**Given request:**
Extract the lines that carry the string "Sequence" from the listing.
-- BEGIN Exercise data --
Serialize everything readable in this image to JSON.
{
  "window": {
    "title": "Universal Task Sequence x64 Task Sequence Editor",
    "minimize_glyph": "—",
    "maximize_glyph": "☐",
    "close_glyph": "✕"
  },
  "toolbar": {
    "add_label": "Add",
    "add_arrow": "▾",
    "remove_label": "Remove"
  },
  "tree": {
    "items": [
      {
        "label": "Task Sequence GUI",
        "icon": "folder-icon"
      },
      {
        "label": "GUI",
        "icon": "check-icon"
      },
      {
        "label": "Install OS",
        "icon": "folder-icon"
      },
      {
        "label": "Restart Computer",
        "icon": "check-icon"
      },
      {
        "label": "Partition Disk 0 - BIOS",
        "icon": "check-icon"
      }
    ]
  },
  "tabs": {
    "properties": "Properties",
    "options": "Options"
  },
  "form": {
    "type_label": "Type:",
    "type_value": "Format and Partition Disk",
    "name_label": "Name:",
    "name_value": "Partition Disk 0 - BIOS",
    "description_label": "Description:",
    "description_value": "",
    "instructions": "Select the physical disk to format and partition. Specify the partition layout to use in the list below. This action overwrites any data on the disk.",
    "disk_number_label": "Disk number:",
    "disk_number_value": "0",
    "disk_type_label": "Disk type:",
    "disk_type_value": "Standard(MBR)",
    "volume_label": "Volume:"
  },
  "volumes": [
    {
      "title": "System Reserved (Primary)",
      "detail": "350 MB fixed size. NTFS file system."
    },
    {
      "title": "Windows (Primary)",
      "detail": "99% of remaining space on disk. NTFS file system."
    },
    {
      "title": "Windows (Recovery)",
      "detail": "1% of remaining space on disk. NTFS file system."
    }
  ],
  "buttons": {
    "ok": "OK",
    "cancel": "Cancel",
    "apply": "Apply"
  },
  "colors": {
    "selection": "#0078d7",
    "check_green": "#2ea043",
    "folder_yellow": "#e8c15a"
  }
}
-- END Exercise data --
**Full answer:**
    "title": "Universal Task Sequence x64 Task Sequence Editor",
        "label": "Task Sequence GUI",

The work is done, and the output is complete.